The request: Write out the whole listing again, exactly.

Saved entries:
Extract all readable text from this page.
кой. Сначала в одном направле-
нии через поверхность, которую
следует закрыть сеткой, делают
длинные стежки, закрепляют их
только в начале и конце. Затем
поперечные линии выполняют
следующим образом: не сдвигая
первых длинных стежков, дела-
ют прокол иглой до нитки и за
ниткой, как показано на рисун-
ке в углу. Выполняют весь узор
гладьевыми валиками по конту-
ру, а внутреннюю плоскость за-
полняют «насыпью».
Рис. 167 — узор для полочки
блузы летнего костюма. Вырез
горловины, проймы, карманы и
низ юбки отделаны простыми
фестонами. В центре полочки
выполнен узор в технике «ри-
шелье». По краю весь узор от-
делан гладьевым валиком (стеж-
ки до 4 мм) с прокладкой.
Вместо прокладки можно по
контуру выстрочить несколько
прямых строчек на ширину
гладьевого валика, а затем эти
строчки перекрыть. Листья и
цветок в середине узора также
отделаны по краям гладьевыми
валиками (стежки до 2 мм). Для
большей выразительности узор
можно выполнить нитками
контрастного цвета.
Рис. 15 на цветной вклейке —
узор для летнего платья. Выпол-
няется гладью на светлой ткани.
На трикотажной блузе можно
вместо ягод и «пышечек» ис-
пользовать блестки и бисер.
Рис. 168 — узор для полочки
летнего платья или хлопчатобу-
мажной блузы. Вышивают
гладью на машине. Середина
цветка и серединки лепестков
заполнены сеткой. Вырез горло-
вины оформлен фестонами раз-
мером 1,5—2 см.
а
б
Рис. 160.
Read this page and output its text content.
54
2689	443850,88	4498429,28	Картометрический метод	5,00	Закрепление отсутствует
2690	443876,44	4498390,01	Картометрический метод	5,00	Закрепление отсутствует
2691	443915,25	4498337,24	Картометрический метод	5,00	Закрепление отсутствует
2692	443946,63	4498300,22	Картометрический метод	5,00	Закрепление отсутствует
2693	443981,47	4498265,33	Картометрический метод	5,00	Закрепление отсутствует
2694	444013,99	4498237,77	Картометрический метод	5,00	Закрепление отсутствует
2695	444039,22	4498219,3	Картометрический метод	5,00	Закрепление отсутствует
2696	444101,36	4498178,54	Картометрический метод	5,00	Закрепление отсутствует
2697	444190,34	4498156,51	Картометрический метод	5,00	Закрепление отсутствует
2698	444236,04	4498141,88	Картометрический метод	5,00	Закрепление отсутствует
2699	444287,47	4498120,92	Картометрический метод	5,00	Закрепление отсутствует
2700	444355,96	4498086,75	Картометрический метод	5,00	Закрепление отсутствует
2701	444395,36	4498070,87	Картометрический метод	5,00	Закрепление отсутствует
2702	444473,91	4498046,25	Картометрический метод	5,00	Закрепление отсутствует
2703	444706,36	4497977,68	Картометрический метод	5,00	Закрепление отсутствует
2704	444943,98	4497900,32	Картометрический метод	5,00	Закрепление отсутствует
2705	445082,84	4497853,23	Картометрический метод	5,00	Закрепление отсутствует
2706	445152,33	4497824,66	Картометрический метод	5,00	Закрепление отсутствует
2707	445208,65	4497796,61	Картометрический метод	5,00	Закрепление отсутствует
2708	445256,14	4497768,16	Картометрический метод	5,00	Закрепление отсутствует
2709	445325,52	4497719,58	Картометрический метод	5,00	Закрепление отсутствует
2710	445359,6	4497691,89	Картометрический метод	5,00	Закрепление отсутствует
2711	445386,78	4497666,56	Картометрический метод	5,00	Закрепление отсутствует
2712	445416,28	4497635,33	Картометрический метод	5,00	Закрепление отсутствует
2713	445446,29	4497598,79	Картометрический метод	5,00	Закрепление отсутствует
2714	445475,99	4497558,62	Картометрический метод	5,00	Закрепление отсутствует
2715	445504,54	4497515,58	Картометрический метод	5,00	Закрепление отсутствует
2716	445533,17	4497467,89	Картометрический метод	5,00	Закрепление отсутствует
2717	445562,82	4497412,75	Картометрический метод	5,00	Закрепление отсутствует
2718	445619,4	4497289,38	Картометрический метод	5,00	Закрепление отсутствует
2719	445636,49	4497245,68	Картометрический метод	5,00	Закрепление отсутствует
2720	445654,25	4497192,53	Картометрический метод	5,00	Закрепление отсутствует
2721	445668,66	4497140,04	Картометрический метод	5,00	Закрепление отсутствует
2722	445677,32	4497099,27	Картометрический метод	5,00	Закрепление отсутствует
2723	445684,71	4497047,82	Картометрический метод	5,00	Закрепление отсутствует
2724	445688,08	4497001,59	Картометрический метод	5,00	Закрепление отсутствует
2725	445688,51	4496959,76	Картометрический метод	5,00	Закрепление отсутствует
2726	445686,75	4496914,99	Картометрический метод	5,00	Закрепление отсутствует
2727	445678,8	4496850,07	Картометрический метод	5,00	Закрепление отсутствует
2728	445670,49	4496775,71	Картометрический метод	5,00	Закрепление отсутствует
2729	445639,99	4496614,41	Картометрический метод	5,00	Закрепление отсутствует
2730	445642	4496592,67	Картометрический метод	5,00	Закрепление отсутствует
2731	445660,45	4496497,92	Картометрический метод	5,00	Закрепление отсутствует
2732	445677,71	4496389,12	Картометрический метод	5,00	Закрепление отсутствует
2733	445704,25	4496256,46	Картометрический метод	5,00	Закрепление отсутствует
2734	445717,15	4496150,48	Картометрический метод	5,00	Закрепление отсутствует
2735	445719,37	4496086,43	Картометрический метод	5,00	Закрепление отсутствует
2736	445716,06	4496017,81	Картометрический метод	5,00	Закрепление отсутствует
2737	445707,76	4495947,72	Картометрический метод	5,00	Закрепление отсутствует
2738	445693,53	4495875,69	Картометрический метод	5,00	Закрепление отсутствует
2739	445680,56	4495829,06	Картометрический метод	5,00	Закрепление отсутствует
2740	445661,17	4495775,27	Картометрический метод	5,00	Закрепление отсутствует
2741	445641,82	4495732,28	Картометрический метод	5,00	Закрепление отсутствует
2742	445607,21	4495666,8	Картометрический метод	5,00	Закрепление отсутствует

Output:
Extract all readable text from this page.
кой. Сначала в одном направле-
нии через поверхность, которую
следует закрыть сеткой, делают
длинные стежки, закрепляют их
только в начале и конце. Затем
поперечные линии выполняют
следующим образом: не сдвигая
первых длинных стежков, дела-
ют прокол иглой до нитки и за
ниткой, как показано на рисун-
ке в углу. Выполняют весь узор
гладьевыми валиками по конту-
ру, а внутреннюю плоскость за-
полняют «насыпью».
Рис. 167 — узор для полочки
блузы летнего костюма. Вырез
горловины, проймы, карманы и
низ юбки отделаны простыми
фестонами. В центре полочки
выполнен узор в технике «ри-
шелье». По краю весь узор от-
делан гладьевым валиком (стеж-
ки до 4 мм) с прокладкой.
Вместо прокладки можно по
контуру выстрочить несколько
прямых строчек на ширину
гладьевого валика, а затем эти
строчки перекрыть. Листья и
цветок в середине узора также
отделаны по краям гладьевыми
валиками (стежки до 2 мм). Для
большей выразительности узор
можно выполнить нитками
контрастного цвета.
Рис. 15 на цветной вклейке —
узор для летнего платья. Выпол-
няется гладью на светлой ткани.
На трикотажной блузе можно
вместо ягод и «пышечек» ис-
пользовать блестки и бисер.
Рис. 168 — узор для полочки
летнего платья или хлопчатобу-
мажной блузы. Вышивают
гладью на машине. Середина
цветка и серединки лепестков
заполнены сеткой. Вырез горло-
вины оформлен фестонами раз-
мером 1,5—2 см.
а
б
Рис. 160.
Read this page and output its text content.
54
2689	443850,88	4498429,28	Картометрический метод	5,00	Закрепление отсутствует
2690	443876,44	4498390,01	Картометрический метод	5,00	Закрепление отсутствует
2691	443915,25	4498337,24	Картометрический метод	5,00	Закрепление отсутствует
2692	443946,63	4498300,22	Картометрический метод	5,00	Закрепление отсутствует
2693	443981,47	4498265,33	Картометрический метод	5,00	Закрепление отсутствует
2694	444013,99	4498237,77	Картометрический метод	5,00	Закрепление отсутствует
2695	444039,22	4498219,3	Картометрический метод	5,00	Закрепление отсутствует
2696	444101,36	4498178,54	Картометрический метод	5,00	Закрепление отсутствует
2697	444190,34	4498156,51	Картометрический метод	5,00	Закрепление отсутствует
2698	444236,04	4498141,88	Картометрический метод	5,00	Закрепление отсутствует
2699	444287,47	4498120,92	Картометрический метод	5,00	Закрепление отсутствует
2700	444355,96	4498086,75	Картометрический метод	5,00	Закрепление отсутствует
2701	444395,36	4498070,87	Картометрический метод	5,00	Закрепление отсутствует
2702	444473,91	4498046,25	Картометрический метод	5,00	Закрепление отсутствует
2703	444706,36	4497977,68	Картометрический метод	5,00	Закрепление отсутствует
2704	444943,98	4497900,32	Картометрический метод	5,00	Закрепление отсутствует
2705	445082,84	4497853,23	Картометрический метод	5,00	Закрепление отсутствует
2706	445152,33	4497824,66	Картометрический метод	5,00	Закрепление отсутствует
2707	445208,65	4497796,61	Картометрический метод	5,00	Закрепление отсутствует
2708	445256,14	4497768,16	Картометрический метод	5,00	Закрепление отсутствует
2709	445325,52	4497719,58	Картометрический метод	5,00	Закрепление отсутствует
2710	445359,6	4497691,89	Картометрический метод	5,00	Закрепление отсутствует
2711	445386,78	4497666,56	Картометрический метод	5,00	Закрепление отсутствует
2712	445416,28	4497635,33	Картометрический метод	5,00	Закрепление отсутствует
2713	445446,29	4497598,79	Картометрический метод	5,00	Закрепление отсутствует
2714	445475,99	4497558,62	Картометрический метод	5,00	Закрепление отсутствует
2715	445504,54	4497515,58	Картометрический метод	5,00	Закрепление отсутствует
2716	445533,17	4497467,89	Картометрический метод	5,00	Закрепление отсутствует
2717	445562,82	4497412,75	Картометрический метод	5,00	Закрепление отсутствует
2718	445619,4	4497289,38	Картометрический метод	5,00	Закрепление отсутствует
2719	445636,49	4497245,68	Картометрический метод	5,00	Закрепление отсутствует
2720	445654,25	4497192,53	Картометрический метод	5,00	Закрепление отсутствует
2721	445668,66	4497140,04	Картометрический метод	5,00	Закрепление отсутствует
2722	445677,32	4497099,27	Картометрический метод	5,00	Закрепление отсутствует
2723	445684,71	4497047,82	Картометрический метод	5,00	Закрепление отсутствует
2724	445688,08	4497001,59	Картометрический метод	5,00	Закрепление отсутствует
2725	445688,51	4496959,76	Картометрический метод	5,00	Закрепление отсутствует
2726	445686,75	4496914,99	Картометрический метод	5,00	Закрепление отсутствует
2727	445678,8	4496850,07	Картометрический метод	5,00	Закрепление отсутствует
2728	445670,49	4496775,71	Картометрический метод	5,00	Закрепление отсутствует
2729	445639,99	4496614,41	Картометрический метод	5,00	Закрепление отсутствует
2730	445642	4496592,67	Картометрический метод	5,00	Закрепление отсутствует
2731	445660,45	4496497,92	Картометрический метод	5,00	Закрепление отсутствует
2732	445677,71	4496389,12	Картометрический метод	5,00	Закрепление отсутствует
2733	445704,25	4496256,46	Картометрический метод	5,00	Закрепление отсутствует
2734	445717,15	4496150,48	Картометрический метод	5,00	Закрепление отсутствует
2735	445719,37	4496086,43	Картометрический метод	5,00	Закрепление отсутствует
2736	445716,06	4496017,81	Картометрический метод	5,00	Закрепление отсутствует
2737	445707,76	4495947,72	Картометрический метод	5,00	Закрепление отсутствует
2738	445693,53	4495875,69	Картометрический метод	5,00	Закрепление отсутствует
2739	445680,56	4495829,06	Картометрический метод	5,00	Закрепление отсутствует
2740	445661,17	4495775,27	Картометрический метод	5,00	Закрепление отсутствует
2741	445641,82	4495732,28	Картометрический метод	5,00	Закрепление отсутствует
2742	445607,21	4495666,8	Картометрический метод	5,00	Закрепление отсутствует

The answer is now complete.